Short problem ->
Will you print the material below without altering a single character?
* * * * * * * * *
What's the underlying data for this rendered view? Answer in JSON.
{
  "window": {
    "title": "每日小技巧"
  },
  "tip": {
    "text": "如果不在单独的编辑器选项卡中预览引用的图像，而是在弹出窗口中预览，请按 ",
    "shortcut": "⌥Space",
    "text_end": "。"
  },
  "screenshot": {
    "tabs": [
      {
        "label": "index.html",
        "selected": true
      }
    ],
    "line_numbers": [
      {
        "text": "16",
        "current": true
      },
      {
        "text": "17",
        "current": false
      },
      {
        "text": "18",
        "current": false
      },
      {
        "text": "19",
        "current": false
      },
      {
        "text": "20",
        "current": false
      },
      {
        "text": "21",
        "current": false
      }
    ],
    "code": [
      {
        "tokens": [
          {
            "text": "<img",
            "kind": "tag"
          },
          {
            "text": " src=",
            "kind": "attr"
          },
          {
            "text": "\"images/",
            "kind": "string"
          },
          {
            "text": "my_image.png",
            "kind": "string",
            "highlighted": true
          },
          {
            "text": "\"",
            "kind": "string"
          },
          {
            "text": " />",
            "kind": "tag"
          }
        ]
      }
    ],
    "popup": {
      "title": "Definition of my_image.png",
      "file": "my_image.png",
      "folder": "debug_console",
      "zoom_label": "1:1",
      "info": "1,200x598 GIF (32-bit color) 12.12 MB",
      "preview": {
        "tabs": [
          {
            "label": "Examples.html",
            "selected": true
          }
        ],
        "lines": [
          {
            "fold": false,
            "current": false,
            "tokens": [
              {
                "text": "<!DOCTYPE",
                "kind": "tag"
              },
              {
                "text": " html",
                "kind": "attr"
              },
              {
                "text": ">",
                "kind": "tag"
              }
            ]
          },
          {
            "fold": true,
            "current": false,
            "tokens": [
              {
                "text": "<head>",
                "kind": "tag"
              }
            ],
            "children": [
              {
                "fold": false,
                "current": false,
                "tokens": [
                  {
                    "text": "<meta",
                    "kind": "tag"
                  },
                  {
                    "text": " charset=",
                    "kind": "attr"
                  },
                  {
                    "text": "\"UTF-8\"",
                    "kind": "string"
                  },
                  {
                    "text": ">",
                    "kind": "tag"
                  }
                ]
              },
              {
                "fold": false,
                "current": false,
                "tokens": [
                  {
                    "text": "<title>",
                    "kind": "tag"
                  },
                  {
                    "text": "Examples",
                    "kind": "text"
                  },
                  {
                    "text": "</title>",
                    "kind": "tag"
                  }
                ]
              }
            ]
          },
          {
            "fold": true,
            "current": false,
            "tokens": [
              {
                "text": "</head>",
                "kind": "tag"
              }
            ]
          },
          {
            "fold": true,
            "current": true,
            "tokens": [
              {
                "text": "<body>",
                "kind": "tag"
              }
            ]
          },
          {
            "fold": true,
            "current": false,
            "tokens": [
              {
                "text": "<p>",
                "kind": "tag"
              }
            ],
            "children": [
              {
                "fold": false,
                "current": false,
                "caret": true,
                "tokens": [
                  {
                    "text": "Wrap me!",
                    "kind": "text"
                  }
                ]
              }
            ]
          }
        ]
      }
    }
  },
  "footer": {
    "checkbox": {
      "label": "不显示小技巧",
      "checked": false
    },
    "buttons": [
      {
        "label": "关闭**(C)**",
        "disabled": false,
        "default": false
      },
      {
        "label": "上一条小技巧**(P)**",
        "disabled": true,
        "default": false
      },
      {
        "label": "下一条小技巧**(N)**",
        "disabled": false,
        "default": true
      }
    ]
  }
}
* * * * * * * * *
Final result ->
What's the underlying data for this rendered view? Answer in JSON.
{
  "window": {
    "title": "每日小技巧"
  },
  "tip": {
    "text": "如果不在单独的编辑器选项卡中预览引用的图像，而是在弹出窗口中预览，请按 ",
    "shortcut": "⌥Space",
    "text_end": "。"
  },
  "screenshot": {
    "tabs": [
      {
        "label": "index.html",
        "selected": true
      }
    ],
    "line_numbers": [
      {
        "text": "16",
        "current": true
      },
      {
        "text": "17",
        "current": false
      },
      {
        "text": "18",
        "current": false
      },
      {
        "text": "19",
        "current": false
      },
      {
        "text": "20",
        "current": false
      },
      {
        "text": "21",
        "current": false
      }
    ],
    "code": [
      {
        "tokens": [
          {
            "text": "<img",
            "kind": "tag"
          },
          {
            "text": " src=",
            "kind": "attr"
          },
          {
            "text": "\"images/",
            "kind": "string"
          },
          {
            "text": "my_image.png",
            "kind": "string",
            "highlighted": true
          },
          {
            "text": "\"",
            "kind": "string"
          },
          {
            "text": " />",
            "kind": "tag"
          }
        ]
      }
    ],
    "popup": {
      "title": "Definition of my_image.png",
      "file": "my_image.png",
      "folder": "debug_console",
      "zoom_label": "1:1",
      "info": "1,200x598 GIF (32-bit color) 12.12 MB",
      "preview": {
        "tabs": [
          {
            "label": "Examples.html",
            "selected": true
          }
        ],
        "lines": [
          {
            "fold": false,
            "current": false,
            "tokens": [
              {
                "text": "<!DOCTYPE",
                "kind": "tag"
              },
              {
                "text": " html",
                "kind": "attr"
              },
              {
                "text": ">",
                "kind": "tag"
              }
            ]
          },
          {
            "fold": true,
            "current": false,
            "tokens": [
              {
                "text": "<head>",
                "kind": "tag"
              }
            ],
            "children": [
              {
                "fold": false,
                "current": false,
                "tokens": [
                  {
                    "text": "<meta",
                    "kind": "tag"
                  },
                  {
                    "text": " charset=",
                    "kind": "attr"
                  },
                  {
                    "text": "\"UTF-8\"",
                    "kind": "string"
                  },
                  {
                    "text": ">",
                    "kind": "tag"
                  }
                ]
              },
              {
                "fold": false,
                "current": false,
                "tokens": [
                  {
                    "text": "<title>",
                    "kind": "tag"
                  },
                  {
                    "text": "Examples",
                    "kind": "text"
                  },
                  {
                    "text": "</title>",
                    "kind": "tag"
                  }
                ]
              }
            ]
          },
          {
            "fold": true,
            "current": false,
            "tokens": [
              {
                "text": "</head>",
                "kind": "tag"
              }
            ]
          },
          {
            "fold": true,
            "current": true,
            "tokens": [
              {
                "text": "<body>",
                "kind": "tag"
              }
            ]
          },
          {
            "fold": true,
            "current": false,
            "tokens": [
              {
                "text": "<p>",
                "kind": "tag"
              }
            ],
            "children": [
              {
                "fold": false,
                "current": false,
                "caret": true,
                "tokens": [
                  {
                    "text": "Wrap me!",
                    "kind": "text"
                  }
                ]
              }
            ]
          }
        ]
      }
    }
  },
  "footer": {
    "checkbox": {
      "label": "不显示小技巧",
      "checked": false
    },
    "buttons": [
      {
        "label": "关闭**(C)**",
        "disabled": false,
        "default": false
      },
      {
        "label": "上一条小技巧**(P)**",
        "disabled": true,
        "default": false
      },
      {
        "label": "下一条小技巧**(N)**",
        "disabled": false,
        "default": true
      }
    ]
  }
}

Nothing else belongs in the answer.